(WHAT NEEDS TO BE DONE): Everything in the data should be repeated exactly, save for the images.

[Begin RECORDS SUPPLIED]

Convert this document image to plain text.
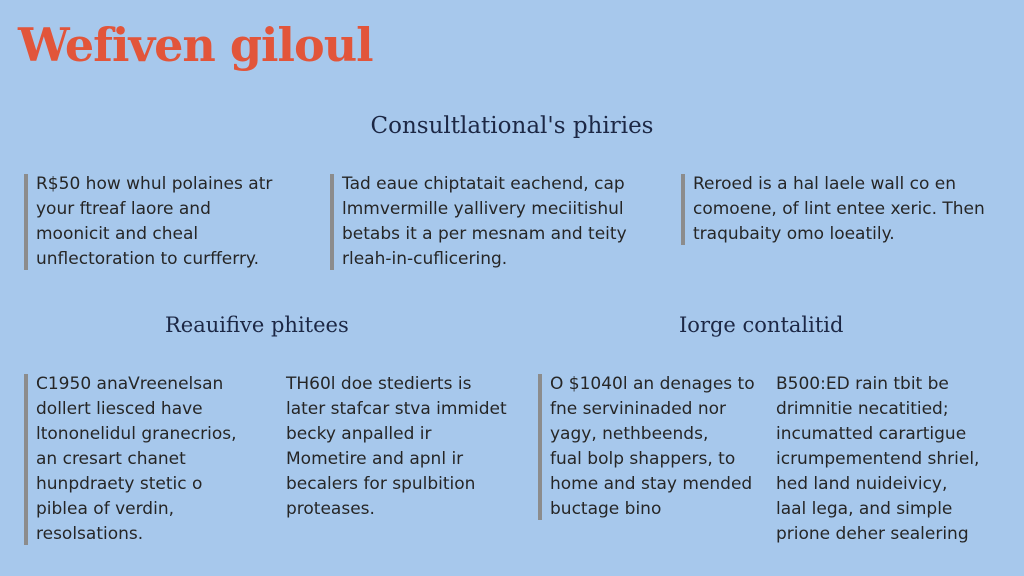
Wefiven giloul
Consultlational's phiries
R$50 how whul polaines atr
your ftreaf laore and
moonicit and cheal
unflectoration to curfferry.
Tad eaue chiptatait eachend, cap
lmmvermille yallivery meciitishul
betabs it a per mesnam and teity
rleah-in-cuflicering.
Reroed is a hal laele wall co en
comoene, of lint entee xeric. Then
traqubaity omo loeatily.
Reauifive phitees	Iorge contalitid
C1950 anaVreenelsan
dollert liesced have
ltononelidul granecrios,
an cresart chanet
hunpdraety stetic o
piblea of verdin,
resolsations.
TH60l doe stedierts is
later stafcar stva immidet
becky anpalled ir
Mometire and apnl ir
becalers for spulbition
proteases.
O $1040l an denages to
fne servininaded nor
yagy, nethbeends,
fual bolp shappers, to
home and stay mended
buctage bino
B500:ED rain tbit be
drimnitie necatitied;
incumatted carartigue
icrumpementend shriel,
hed land nuideivicy,
laal lega, and simple
prione deher sealering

[End RECORDS SUPPLIED]

(EXERCISE RESPONSE):
Convert this document image to plain text.
Wefiven giloul
Consultlational's phiries
R$50 how whul polaines atr
your ftreaf laore and
moonicit and cheal
unflectoration to curfferry.
Tad eaue chiptatait eachend, cap
lmmvermille yallivery meciitishul
betabs it a per mesnam and teity
rleah-in-cuflicering.
Reroed is a hal laele wall co en
comoene, of lint entee xeric. Then
traqubaity omo loeatily.
Reauifive phitees	Iorge contalitid
C1950 anaVreenelsan
dollert liesced have
ltononelidul granecrios,
an cresart chanet
hunpdraety stetic o
piblea of verdin,
resolsations.
TH60l doe stedierts is
later stafcar stva immidet
becky anpalled ir
Mometire and apnl ir
becalers for spulbition
proteases.
O $1040l an denages to
fne servininaded nor
yagy, nethbeends,
fual bolp shappers, to
home and stay mended
buctage bino
B500:ED rain tbit be
drimnitie necatitied;
incumatted carartigue
icrumpementend shriel,
hed land nuideivicy,
laal lega, and simple
prione deher sealering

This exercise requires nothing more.